╭─ 文書の抜粋

東京医科大学・熊本大学の共同研究チーム「サイトカインストームを回避する新たなCAR-T細胞療法 補助刺激受容体2B4を用いたCARの基盤研究」 〜新たな免疫チェックポイント療法やCAR-T細胞療法への応用に期待〜
Digital PR Platform / 2024年12月26日 20時5分
東京医科大学免疫学分野 横須賀忠主任教授、熊本大学大学院医学教育部博士課程 松島遼平大学院生(当時)、熊本大学大学院生命科学研究部呼吸器外科・乳腺外科学 鈴木実教授を中心とする研究チームは、T細胞補助刺激受容体*¹である2B4(CD244、SLAMF4)の超解像イメージングを通して、2B4シグナル伝達のスイッチング機構によるTリンパ球(T細胞)調節機構を明らかにし、その特徴を応用した炎症性サイトカインの産生を抑えたキメラ抗原受容体(CAR)の基盤モデルを確立しました。この成果によって、2B4の機能を応用したCAR-T細胞療法や、新たな免疫チェックポイント阻害抗体の開発に期待が持たれます。
【概要】
東京医科大学(学長:宮澤啓介/東京都新宿区)免疫学分野 横須賀忠主任教授、熊本大学大学院医学教育部博士課程 松島遼平大学院生(当時)、熊本大学大学院生命科学研究部呼吸器外科・乳腺外科学 鈴木実教授を中心とする研究チームは、T細胞補助刺激受容体*¹である2B4(CD244、SLAMF4)の超解像イメージングを通して、2B4シグナル伝達のスイッチング機構によるTリンパ球(T細胞)調節機構を明らかにし、その特徴を応用した炎症性サイトカインの産生を抑えたキメラ抗原受容体(CAR)の基盤モデルを確立しました。この研究は日本学術振興会科学研究費補助金等の支援の下で行われ、研究成果は米国Cell Press社の国際科学誌iScienceのオンライン版に2024年12月21日付けで掲載されました。この成果によって、2B4の機能を応用したCAR-T細胞療法や、新たな免疫チェックポイント阻害抗体の開発に期待が持たれます。
【本研究のポイント】
●T細胞上の補助刺激受容体2B4は、リガンドであるCD48に結合した後に数十個が凝集し、シグナルユニット「2B4マイクロクラスター」を形成しました。
●2B4は、アダプター分子SAPの量が少ないとT細胞のサイトカイン産生を抑制し、多いと亢進させる『スイッチ機構』を持っていることが、超解像イメージング解析によって明らかになりました。
●2B4を入れてデザインしたCAR-T細胞が、低サイトカイン産生を維持しながら、他のCAR-T細胞と同等の抗腫瘍効果を示す結果が、担がんマウスモデルの実験から示されました。

╰─
╭─ 分析用データ

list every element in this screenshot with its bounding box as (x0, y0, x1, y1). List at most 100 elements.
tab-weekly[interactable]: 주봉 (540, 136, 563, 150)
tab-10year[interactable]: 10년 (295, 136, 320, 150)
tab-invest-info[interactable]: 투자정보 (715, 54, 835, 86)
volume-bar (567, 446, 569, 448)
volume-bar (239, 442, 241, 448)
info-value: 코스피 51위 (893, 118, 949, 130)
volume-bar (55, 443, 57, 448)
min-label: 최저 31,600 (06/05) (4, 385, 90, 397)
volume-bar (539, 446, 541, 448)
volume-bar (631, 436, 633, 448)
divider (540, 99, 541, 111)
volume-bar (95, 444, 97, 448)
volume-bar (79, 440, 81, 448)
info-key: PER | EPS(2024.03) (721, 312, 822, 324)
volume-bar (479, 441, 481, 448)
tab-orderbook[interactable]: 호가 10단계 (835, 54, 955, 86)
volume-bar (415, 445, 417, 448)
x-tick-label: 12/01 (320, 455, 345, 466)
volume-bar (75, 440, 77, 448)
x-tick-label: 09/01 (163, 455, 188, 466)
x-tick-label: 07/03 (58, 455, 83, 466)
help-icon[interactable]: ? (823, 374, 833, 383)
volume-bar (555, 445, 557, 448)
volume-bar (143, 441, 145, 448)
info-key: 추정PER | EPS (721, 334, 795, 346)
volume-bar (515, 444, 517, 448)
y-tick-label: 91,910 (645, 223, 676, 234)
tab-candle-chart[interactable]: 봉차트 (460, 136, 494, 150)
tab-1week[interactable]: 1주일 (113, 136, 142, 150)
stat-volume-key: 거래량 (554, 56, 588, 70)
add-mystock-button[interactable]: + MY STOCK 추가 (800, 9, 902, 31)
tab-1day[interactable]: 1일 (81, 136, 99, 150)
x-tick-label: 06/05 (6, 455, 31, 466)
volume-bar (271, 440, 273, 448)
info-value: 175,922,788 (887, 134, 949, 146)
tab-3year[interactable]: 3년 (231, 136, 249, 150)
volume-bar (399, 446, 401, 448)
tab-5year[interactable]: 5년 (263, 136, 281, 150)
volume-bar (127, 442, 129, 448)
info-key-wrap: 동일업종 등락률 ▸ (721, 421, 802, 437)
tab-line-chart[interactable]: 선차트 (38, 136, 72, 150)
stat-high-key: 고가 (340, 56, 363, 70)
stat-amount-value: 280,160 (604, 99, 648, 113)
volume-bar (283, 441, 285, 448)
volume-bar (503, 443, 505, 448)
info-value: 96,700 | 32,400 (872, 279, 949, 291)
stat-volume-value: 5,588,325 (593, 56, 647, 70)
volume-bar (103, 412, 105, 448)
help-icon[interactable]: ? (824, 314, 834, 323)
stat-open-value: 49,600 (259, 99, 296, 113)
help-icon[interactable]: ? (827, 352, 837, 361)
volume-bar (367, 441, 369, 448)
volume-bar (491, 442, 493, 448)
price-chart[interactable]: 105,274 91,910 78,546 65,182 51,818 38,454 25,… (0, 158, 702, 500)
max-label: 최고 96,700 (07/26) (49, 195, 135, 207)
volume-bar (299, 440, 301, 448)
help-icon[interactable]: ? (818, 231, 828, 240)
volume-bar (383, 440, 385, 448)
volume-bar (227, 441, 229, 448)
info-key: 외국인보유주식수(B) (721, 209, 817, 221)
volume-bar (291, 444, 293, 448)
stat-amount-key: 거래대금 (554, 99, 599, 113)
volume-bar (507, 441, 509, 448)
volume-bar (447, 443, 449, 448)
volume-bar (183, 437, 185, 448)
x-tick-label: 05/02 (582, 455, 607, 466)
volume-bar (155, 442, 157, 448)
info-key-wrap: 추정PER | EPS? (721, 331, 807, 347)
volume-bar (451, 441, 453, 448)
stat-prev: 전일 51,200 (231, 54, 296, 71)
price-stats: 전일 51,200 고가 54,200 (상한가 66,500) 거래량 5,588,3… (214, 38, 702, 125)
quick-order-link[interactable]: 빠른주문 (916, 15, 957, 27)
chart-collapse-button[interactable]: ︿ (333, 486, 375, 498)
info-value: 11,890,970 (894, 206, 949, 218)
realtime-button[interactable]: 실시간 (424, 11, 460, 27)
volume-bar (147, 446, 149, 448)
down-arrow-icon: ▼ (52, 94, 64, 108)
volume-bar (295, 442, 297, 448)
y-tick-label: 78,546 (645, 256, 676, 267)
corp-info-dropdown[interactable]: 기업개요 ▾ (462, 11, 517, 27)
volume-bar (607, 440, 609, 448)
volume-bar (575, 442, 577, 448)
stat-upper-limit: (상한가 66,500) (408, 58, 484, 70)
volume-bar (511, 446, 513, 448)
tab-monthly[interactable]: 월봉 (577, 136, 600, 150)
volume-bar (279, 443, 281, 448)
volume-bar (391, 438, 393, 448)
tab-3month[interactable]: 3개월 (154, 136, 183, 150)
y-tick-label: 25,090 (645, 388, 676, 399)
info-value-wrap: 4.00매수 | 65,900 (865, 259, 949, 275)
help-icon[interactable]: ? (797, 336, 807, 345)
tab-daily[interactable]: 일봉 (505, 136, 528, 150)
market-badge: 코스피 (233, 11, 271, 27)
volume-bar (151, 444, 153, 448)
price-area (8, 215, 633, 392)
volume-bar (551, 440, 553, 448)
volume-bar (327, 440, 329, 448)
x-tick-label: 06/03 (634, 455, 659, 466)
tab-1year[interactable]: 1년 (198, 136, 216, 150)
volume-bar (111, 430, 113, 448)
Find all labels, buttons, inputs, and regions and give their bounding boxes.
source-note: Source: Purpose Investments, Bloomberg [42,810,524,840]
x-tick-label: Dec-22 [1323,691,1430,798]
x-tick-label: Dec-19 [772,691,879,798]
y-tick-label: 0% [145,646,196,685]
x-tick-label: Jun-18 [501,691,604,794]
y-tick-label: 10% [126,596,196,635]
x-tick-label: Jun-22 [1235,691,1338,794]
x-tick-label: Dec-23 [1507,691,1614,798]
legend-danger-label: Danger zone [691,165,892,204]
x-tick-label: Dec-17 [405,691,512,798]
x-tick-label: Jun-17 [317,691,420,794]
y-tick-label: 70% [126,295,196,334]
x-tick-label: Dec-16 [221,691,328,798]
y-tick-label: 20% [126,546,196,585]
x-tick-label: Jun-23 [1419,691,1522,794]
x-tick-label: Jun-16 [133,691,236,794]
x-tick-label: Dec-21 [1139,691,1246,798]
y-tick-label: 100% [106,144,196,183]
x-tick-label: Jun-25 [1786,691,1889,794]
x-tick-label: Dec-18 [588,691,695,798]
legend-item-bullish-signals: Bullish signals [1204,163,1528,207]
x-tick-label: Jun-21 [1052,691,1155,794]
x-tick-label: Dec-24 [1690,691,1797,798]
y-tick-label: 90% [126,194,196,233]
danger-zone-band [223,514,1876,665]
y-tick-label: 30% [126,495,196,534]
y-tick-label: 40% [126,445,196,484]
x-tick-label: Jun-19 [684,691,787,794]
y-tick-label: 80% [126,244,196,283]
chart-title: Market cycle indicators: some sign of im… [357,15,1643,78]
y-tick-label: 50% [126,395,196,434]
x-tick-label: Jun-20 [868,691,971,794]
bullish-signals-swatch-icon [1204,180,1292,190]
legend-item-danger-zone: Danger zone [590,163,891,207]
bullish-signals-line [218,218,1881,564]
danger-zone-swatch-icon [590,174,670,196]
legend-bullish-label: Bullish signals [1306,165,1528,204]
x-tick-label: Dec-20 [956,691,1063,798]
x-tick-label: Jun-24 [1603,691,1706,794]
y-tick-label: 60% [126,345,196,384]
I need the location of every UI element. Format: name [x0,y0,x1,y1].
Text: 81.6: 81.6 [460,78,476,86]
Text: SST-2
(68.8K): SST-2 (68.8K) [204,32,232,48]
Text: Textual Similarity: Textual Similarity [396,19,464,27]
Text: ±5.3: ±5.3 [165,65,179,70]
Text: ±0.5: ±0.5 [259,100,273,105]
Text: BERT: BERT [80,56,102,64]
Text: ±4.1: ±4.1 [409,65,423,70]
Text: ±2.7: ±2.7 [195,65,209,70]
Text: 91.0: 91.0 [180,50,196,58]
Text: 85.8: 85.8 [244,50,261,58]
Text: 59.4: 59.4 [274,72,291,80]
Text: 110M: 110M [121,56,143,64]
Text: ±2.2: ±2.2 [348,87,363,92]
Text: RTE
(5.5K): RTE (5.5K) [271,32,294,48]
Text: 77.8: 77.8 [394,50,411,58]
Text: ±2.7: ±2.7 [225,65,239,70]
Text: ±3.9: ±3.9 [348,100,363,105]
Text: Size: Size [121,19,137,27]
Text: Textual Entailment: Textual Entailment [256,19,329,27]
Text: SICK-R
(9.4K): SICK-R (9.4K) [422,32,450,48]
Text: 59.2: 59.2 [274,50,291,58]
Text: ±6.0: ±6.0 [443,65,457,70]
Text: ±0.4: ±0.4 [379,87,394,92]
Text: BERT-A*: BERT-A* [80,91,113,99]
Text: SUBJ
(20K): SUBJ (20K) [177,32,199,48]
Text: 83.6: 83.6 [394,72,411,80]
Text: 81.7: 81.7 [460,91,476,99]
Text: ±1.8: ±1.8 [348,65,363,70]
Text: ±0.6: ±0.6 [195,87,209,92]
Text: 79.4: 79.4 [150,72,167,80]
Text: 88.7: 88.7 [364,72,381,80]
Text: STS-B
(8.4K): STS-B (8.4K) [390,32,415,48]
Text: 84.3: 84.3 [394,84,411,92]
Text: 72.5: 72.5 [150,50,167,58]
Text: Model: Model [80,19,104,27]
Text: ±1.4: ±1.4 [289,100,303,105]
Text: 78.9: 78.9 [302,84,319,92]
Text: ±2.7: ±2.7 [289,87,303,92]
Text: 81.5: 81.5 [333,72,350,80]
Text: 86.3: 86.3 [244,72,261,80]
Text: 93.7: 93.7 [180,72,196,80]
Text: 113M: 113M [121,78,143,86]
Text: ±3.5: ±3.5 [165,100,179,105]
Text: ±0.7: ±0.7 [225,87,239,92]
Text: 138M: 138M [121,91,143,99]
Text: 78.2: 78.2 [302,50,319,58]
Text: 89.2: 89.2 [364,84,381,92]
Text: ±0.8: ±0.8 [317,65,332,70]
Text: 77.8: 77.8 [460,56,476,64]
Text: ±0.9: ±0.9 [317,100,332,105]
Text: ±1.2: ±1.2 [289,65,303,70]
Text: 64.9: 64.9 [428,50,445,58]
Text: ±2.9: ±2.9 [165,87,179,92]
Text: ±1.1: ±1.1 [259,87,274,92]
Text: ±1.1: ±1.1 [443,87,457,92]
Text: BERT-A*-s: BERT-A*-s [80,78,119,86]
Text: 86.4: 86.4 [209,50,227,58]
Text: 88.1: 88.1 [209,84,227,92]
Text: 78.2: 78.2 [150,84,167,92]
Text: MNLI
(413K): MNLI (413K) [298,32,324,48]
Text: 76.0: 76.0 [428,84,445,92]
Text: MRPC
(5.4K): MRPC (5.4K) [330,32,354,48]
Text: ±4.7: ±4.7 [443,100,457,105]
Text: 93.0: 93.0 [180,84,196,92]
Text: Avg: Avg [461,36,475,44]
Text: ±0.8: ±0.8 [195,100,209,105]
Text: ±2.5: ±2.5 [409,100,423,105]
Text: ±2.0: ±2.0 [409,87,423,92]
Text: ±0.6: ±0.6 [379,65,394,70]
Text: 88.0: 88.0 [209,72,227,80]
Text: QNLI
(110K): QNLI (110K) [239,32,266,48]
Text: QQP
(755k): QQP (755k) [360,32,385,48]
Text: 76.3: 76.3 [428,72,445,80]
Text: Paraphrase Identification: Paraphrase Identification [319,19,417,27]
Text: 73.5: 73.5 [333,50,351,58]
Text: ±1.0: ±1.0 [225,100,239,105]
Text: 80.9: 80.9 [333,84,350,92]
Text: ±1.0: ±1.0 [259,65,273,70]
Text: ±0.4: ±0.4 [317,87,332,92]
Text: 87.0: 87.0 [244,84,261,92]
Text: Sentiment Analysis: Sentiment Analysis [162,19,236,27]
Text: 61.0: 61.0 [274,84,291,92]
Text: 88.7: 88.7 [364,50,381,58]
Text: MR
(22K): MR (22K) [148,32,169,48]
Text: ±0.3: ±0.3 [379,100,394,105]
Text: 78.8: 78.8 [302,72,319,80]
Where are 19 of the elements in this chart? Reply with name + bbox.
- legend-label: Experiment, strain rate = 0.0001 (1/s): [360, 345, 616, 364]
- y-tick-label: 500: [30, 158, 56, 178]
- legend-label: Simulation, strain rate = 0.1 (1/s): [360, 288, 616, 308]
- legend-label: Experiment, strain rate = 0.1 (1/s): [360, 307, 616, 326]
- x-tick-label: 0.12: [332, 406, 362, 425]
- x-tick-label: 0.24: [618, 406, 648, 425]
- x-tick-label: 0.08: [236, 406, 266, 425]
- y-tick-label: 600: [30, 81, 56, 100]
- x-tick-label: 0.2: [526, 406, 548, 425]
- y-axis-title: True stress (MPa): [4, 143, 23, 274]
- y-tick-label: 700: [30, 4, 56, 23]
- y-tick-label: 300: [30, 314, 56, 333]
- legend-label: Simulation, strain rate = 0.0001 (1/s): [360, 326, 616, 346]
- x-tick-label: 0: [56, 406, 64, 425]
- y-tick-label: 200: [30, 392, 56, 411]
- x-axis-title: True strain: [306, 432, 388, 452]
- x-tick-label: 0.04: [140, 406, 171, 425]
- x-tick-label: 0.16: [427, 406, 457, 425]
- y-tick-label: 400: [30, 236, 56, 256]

╰─

課題 -
A - 次の(i)〜(iii)が2B4研究の発表文の内容と合っているかを「はい」か「いいえ」で答え、判断の根拠となる本文の語句をそのまま引用しなさい。
(i) 研究成果は、iScienceのオンライン版に2024年12月21日付けで掲載された。
(ii) 2B4は、アダプター分子SAPの量が多いとT細胞のサイトカイン産生を抑制する。
(iii) 2B4は、リガンドであるCD48に結合した後に凝集する。
B - 2B4研究の発表文をもとに、次の問いに答えなさい。
(i) 東京医科大学の学長は誰か。
(ii) この研究は何の支援の下で行われたか。
(iii) 2B4を入れてデザインしたCAR-T細胞の抗腫瘍効果は、何の実験から示されたか。
C - 2B4研究の発表文の最後の文に続けて、その先を書きなさい。

各問の解答 -
A -
(i) はい。「研究成果は米国Cell Press社の国際科学誌iScienceのオンライン版に2024年12月21日付けで掲載されました」
(ii) いいえ。「アダプター分子SAPの量が少ないとT細胞のサイトカイン産生を抑制し、多いと亢進させる」
(iii) はい。「リガンドであるCD48に結合した後に数十個が凝集し」

B -
(i) 宮澤啓介
(ii) 日本学術振興会科学研究費補助金等
(iii) 担がんマウスモデルの実験

C -
【研究の背景】
がん免疫療法において、免疫チェックポイント分子阻害(ICI)療法に続く、第2のブレイクスルーとして、「キメラ抗原受容体(CAR)導入T細胞療法」が近年、大きな注目を浴びています。CAR-T細胞療法は、これまでがん免疫療法として長く行われてきた「養子免疫療法」の1つで、患者から採取したT細胞に、がん抗原を認識する抗体とT細胞受容体を部分的につなぎ合わせた人工の受容体CAR(chimeric antigen receptor)を遺伝子導入して体に戻すことで、劇的な効果が得られる治療法です。日本でも、チサゲンレクルユーセル(キムリア®)やチサゲンレクルユーセル(イエスカルタ®)が知られています。オーダーメイド治療のため非常に高額で、日本国内でも限られた施設でしか行うことができませんが、通常の癌治療では治らなかった悪性リンパ腫や白血病の一部の症例で確かな治療効果が認められています。また最近は悪性黒色腫などの固形腫瘍に対する適応も検討され始めており、新たな腫瘍をターゲットにしたCAR-T細胞の開発が年々加速しています。一方、重大な事象として、CAR-T細胞による脳炎や、活性化したCAR-T細胞が放出する過剰な炎症性サイトカインが引き起こす「サイトカイン症候群」が知られています。サイトカイン症候群は、新型コロナウイルス感染症の重症化とも大きく関連していました。CAR-T細胞療法でも新型コロナウイルス感染症でも、一度起こしたサイトカイン症候群の治療には、抗IL-6受容体抗体(Tocilizumab、アクテムラ®)を用いた対症療法しかありませんでした。